(Stored data entries)
──────────
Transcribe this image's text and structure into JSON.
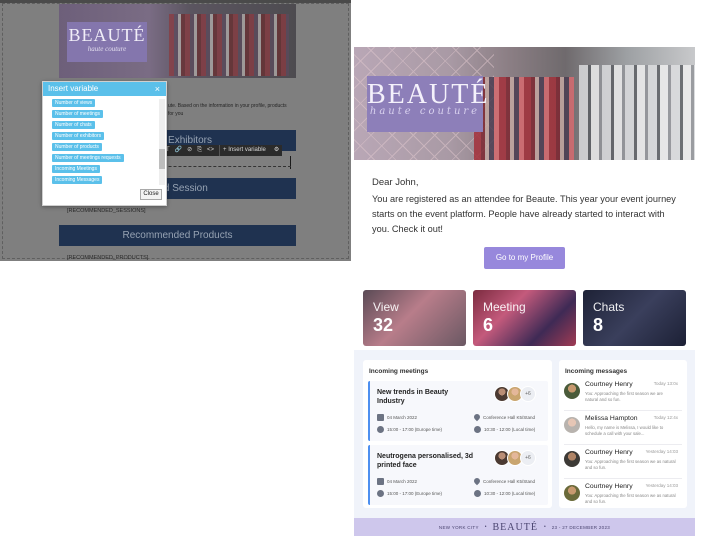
{
  "editor": {
    "banner": {
      "brand": "BEAUTÉ",
      "tagline": "haute couture"
    },
    "intro_text": "ute. Based on the information in your profile, products for you",
    "buttons": [
      "nded Exhibitors",
      "nded Session",
      "Recommended Products"
    ],
    "placeholders": [
      "[RECOMMENDED_SESSIONS]",
      "[RECOMMENDED_PRODUCTS]"
    ],
    "toolbar": {
      "items": [
        "nts",
        "T",
        "🔗",
        "⊘",
        "⎘",
        "<>"
      ],
      "insert_label": "+ Insert variable",
      "gear": "⚙"
    },
    "dialog": {
      "title": "Insert variable",
      "close_x": "×",
      "variables": [
        "Number of views",
        "Number of meetings",
        "Number of chats",
        "Number of exhibitors",
        "Number of products",
        "Number of meetings requests",
        "Incoming Meetings",
        "Incoming Messages"
      ],
      "close_label": "Close"
    }
  },
  "email": {
    "hero": {
      "brand": "BEAUTÉ",
      "tagline": "haute couture"
    },
    "greeting": "Dear John,",
    "intro": "You are registered as an attendee for Beaute. This year your event journey starts on the event platform. People have already started to interact with you. Check it out!",
    "profile_button": "Go to my Profile",
    "stats": [
      {
        "label": "View",
        "value": "32"
      },
      {
        "label": "Meeting",
        "value": "6"
      },
      {
        "label": "Chats",
        "value": "8"
      }
    ],
    "meetings": {
      "title": "Incoming meetings",
      "items": [
        {
          "title": "New trends in Beauty Industry",
          "more": "+6",
          "date": "04 March 2022",
          "location": "Conference Hall K5/Stand",
          "time_local": "15:00 - 17:00  (Europe time)",
          "time_alt": "10:30 - 12:00  (Local time)"
        },
        {
          "title": "Neutrogena personalised, 3d printed face",
          "more": "+6",
          "date": "04 March 2022",
          "location": "Conference Hall K5/Stand",
          "time_local": "15:00 - 17:00  (Europe time)",
          "time_alt": "10:30 - 12:00  (Local time)"
        }
      ]
    },
    "messages": {
      "title": "Incoming messages",
      "items": [
        {
          "name": "Courtney Henry",
          "time": "Today 13:0x",
          "preview": "You: Approaching the first season we are natural and so fun."
        },
        {
          "name": "Melissa Hampton",
          "time": "Today 12:4x",
          "preview": "Hello, my name is Melissa, I would like to schedule a call with your sale..."
        },
        {
          "name": "Courtney Henry",
          "time": "Yesterday 14:03",
          "preview": "You: Approaching the first season we as natural and so fun."
        },
        {
          "name": "Courtney Henry",
          "time": "Yesterday 14:03",
          "preview": "You: Approaching the first season we as natural and so fun."
        }
      ]
    },
    "footer": {
      "city": "NEW YORK CITY",
      "brand": "BEAUTÉ",
      "dates": "23 - 27 DECEMBER 2023",
      "dot": "•"
    }
  }
}
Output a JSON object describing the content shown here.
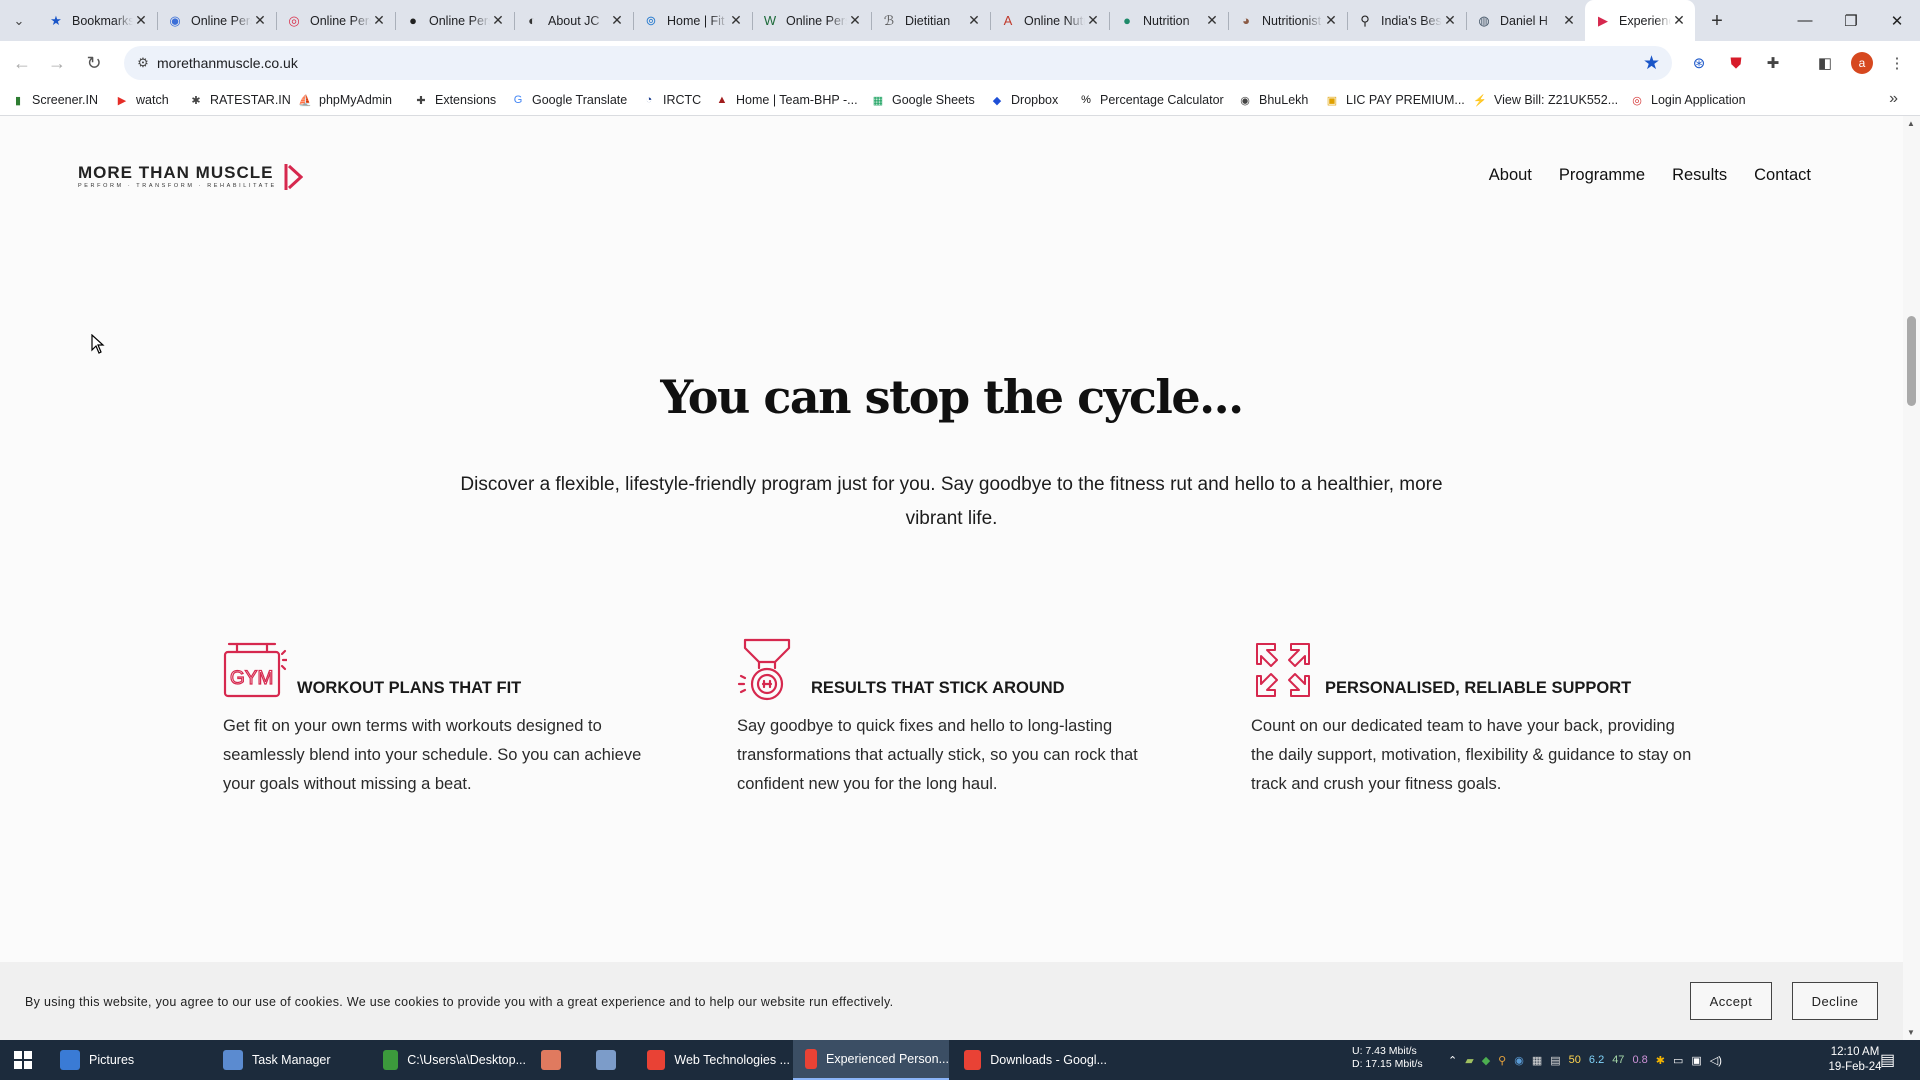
{
  "browser": {
    "tabs": [
      {
        "title": "Bookmarks",
        "icon": "star-icon",
        "color": "#1a56c8",
        "glyph": "★"
      },
      {
        "title": "Online Pers",
        "icon": "globe-icon",
        "color": "#3b6fd8",
        "glyph": "◉"
      },
      {
        "title": "Online Pers",
        "icon": "ring-icon",
        "color": "#d9304b",
        "glyph": "◎"
      },
      {
        "title": "Online Pers",
        "icon": "circle-icon",
        "color": "#222222",
        "glyph": "●"
      },
      {
        "title": "About JC",
        "icon": "person-icon",
        "color": "#333333",
        "glyph": "◐"
      },
      {
        "title": "Home | Fit",
        "icon": "shield-icon",
        "color": "#2f7fcf",
        "glyph": "⊚"
      },
      {
        "title": "Online Pers",
        "icon": "w-logo-icon",
        "color": "#1e6b3a",
        "glyph": "W"
      },
      {
        "title": "Dietitian",
        "icon": "script-icon",
        "color": "#555555",
        "glyph": "ℬ"
      },
      {
        "title": "Online Nutr",
        "icon": "letter-a-icon",
        "color": "#c0392b",
        "glyph": "A"
      },
      {
        "title": "Nutrition",
        "icon": "leaf-icon",
        "color": "#1f8a6a",
        "glyph": "●"
      },
      {
        "title": "Nutritionist",
        "icon": "portrait-icon",
        "color": "#8a5a44",
        "glyph": "◕"
      },
      {
        "title": "India's Best",
        "icon": "map-pin-icon",
        "color": "#222222",
        "glyph": "⚲"
      },
      {
        "title": "Daniel H",
        "icon": "globe-icon",
        "color": "#445566",
        "glyph": "◍"
      },
      {
        "title": "Experienced",
        "icon": "mtm-logo-icon",
        "color": "#d6284e",
        "glyph": "▶",
        "active": true
      }
    ],
    "new_tab_label": "+",
    "url": "morethanmuscle.co.uk",
    "profile_initial": "a",
    "bookmarks": [
      {
        "label": "Screener.IN",
        "icon": "bar-chart-icon",
        "color": "#2e7d32",
        "glyph": "▮"
      },
      {
        "label": "watch",
        "icon": "youtube-icon",
        "color": "#e52d27",
        "glyph": "▶"
      },
      {
        "label": "RATESTAR.IN",
        "icon": "ratestar-icon",
        "color": "#444444",
        "glyph": "✱"
      },
      {
        "label": "phpMyAdmin",
        "icon": "phpmyadmin-icon",
        "color": "#f29111",
        "glyph": "⛵"
      },
      {
        "label": "Extensions",
        "icon": "puzzle-icon",
        "color": "#444444",
        "glyph": "✚"
      },
      {
        "label": "Google Translate",
        "icon": "translate-icon",
        "color": "#4285f4",
        "glyph": "G"
      },
      {
        "label": "IRCTC",
        "icon": "irctc-icon",
        "color": "#1a3d8f",
        "glyph": "◔"
      },
      {
        "label": "Home | Team-BHP -...",
        "icon": "teambhp-icon",
        "color": "#a11d1d",
        "glyph": "▲"
      },
      {
        "label": "Google Sheets",
        "icon": "sheets-icon",
        "color": "#0f9d58",
        "glyph": "▦"
      },
      {
        "label": "Dropbox",
        "icon": "dropbox-icon",
        "color": "#1e4fd6",
        "glyph": "◆"
      },
      {
        "label": "Percentage Calculator",
        "icon": "percent-icon",
        "color": "#111111",
        "glyph": "%"
      },
      {
        "label": "BhuLekh",
        "icon": "bhulekh-icon",
        "color": "#444444",
        "glyph": "◉"
      },
      {
        "label": "LIC PAY PREMIUM...",
        "icon": "lic-icon",
        "color": "#e0a100",
        "glyph": "▣"
      },
      {
        "label": "View Bill: Z21UK552...",
        "icon": "bill-icon",
        "color": "#2a62c9",
        "glyph": "⚡"
      },
      {
        "label": "Login Application",
        "icon": "login-icon",
        "color": "#d32f2f",
        "glyph": "◎"
      }
    ]
  },
  "site": {
    "logo_text": "MORE THAN MUSCLE",
    "logo_tagline": "PERFORM · TRANSFORM · REHABILITATE",
    "brand_color": "#d6284e",
    "nav": [
      "About",
      "Programme",
      "Results",
      "Contact"
    ],
    "hero_title": "You can stop the cycle...",
    "hero_subtitle": "Discover a flexible, lifestyle-friendly program just for you. Say goodbye to the fitness rut and hello to a healthier, more vibrant life.",
    "features": [
      {
        "icon": "gym-sign-icon",
        "title": "WORKOUT PLANS THAT FIT",
        "text": "Get fit on your own terms with workouts designed to seamlessly blend into your schedule. So you can achieve your goals without missing a beat."
      },
      {
        "icon": "medal-icon",
        "title": "RESULTS THAT STICK AROUND",
        "text": "Say goodbye to quick fixes and hello to long-lasting transformations that actually stick, so you can rock that confident new you for the long haul."
      },
      {
        "icon": "arrows-support-icon",
        "title": "PERSONALISED, RELIABLE SUPPORT",
        "text": "Count on our dedicated team to have your back, providing the daily support, motivation, flexibility & guidance to stay on track and crush your fitness goals."
      }
    ],
    "cookie": {
      "text": "By using this website, you agree to our use of cookies. We use cookies to provide you with a great experience and to help our website run effectively.",
      "accept": "Accept",
      "decline": "Decline"
    }
  },
  "taskbar": {
    "items": [
      {
        "label": "Pictures",
        "icon": "pictures-icon",
        "color": "#3a7bd5"
      },
      {
        "label": "Task Manager",
        "icon": "task-manager-icon",
        "color": "#5b8bd0"
      },
      {
        "label": "C:\\Users\\a\\Desktop...",
        "icon": "notepad-icon",
        "color": "#3c9a3c"
      },
      {
        "label": "",
        "icon": "app-icon",
        "color": "#e07a5f"
      },
      {
        "label": "",
        "icon": "document-icon",
        "color": "#7c9cc9"
      },
      {
        "label": "Web Technologies ...",
        "icon": "chrome-icon",
        "color": "#e94235"
      },
      {
        "label": "Experienced Person...",
        "icon": "chrome-icon",
        "color": "#e94235",
        "active": true
      },
      {
        "label": "Downloads - Googl...",
        "icon": "chrome-icon",
        "color": "#e94235"
      }
    ],
    "network": {
      "up": "U:      7.43 Mbit/s",
      "down": "D:    17.15 Mbit/s"
    },
    "tray_numbers": [
      "50",
      "6.2",
      "47",
      "0.8"
    ],
    "time": "12:10 AM",
    "date": "19-Feb-24"
  }
}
──────────
*Given task:* Where a line in the material above holds "schedule", copy that line.

*Written solution:*
          "preview": "Hello, my name is Melissa, I would like to schedule a call with your sale..."
        "text": "Get fit on your own terms with workouts designed to seamlessly blend into your schedule. So you can achieve your goals without missing a beat."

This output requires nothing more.